• _What to do_:
Copy out every record below, word for word.

• _Dataset records_:

# # # #

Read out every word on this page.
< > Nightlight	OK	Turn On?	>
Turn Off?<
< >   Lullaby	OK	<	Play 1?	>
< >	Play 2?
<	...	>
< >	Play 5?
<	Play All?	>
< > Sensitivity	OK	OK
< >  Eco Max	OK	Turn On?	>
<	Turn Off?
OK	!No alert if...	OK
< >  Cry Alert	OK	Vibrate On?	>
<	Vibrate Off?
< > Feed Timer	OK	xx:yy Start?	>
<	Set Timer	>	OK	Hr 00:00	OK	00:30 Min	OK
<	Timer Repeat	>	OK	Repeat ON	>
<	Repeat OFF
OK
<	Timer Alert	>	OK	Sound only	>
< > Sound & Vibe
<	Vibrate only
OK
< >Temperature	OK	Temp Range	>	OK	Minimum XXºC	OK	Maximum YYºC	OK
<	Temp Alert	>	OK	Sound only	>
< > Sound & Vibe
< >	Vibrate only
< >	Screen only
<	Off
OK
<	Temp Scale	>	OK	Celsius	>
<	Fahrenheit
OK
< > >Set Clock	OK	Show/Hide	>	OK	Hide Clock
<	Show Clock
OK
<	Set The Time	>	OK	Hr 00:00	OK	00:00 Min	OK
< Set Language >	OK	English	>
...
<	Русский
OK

# # # #

• _Output for this exercise_:
Read out every word on this page.
< > Nightlight	OK	Turn On?	>
Turn Off?<
< >   Lullaby	OK	<	Play 1?	>
< >	Play 2?
<	...	>
< >	Play 5?
<	Play All?	>
< > Sensitivity	OK	OK
< >  Eco Max	OK	Turn On?	>
<	Turn Off?
OK	!No alert if...	OK
< >  Cry Alert	OK	Vibrate On?	>
<	Vibrate Off?
< > Feed Timer	OK	xx:yy Start?	>
<	Set Timer	>	OK	Hr 00:00	OK	00:30 Min	OK
<	Timer Repeat	>	OK	Repeat ON	>
<	Repeat OFF
OK
<	Timer Alert	>	OK	Sound only	>
< > Sound & Vibe
<	Vibrate only
OK
< >Temperature	OK	Temp Range	>	OK	Minimum XXºC	OK	Maximum YYºC	OK
<	Temp Alert	>	OK	Sound only	>
< > Sound & Vibe
< >	Vibrate only
< >	Screen only
<	Off
OK
<	Temp Scale	>	OK	Celsius	>
<	Fahrenheit
OK
< > >Set Clock	OK	Show/Hide	>	OK	Hide Clock
<	Show Clock
OK
<	Set The Time	>	OK	Hr 00:00	OK	00:00 Min	OK
< Set Language >	OK	English	>
...
<	Русский
OK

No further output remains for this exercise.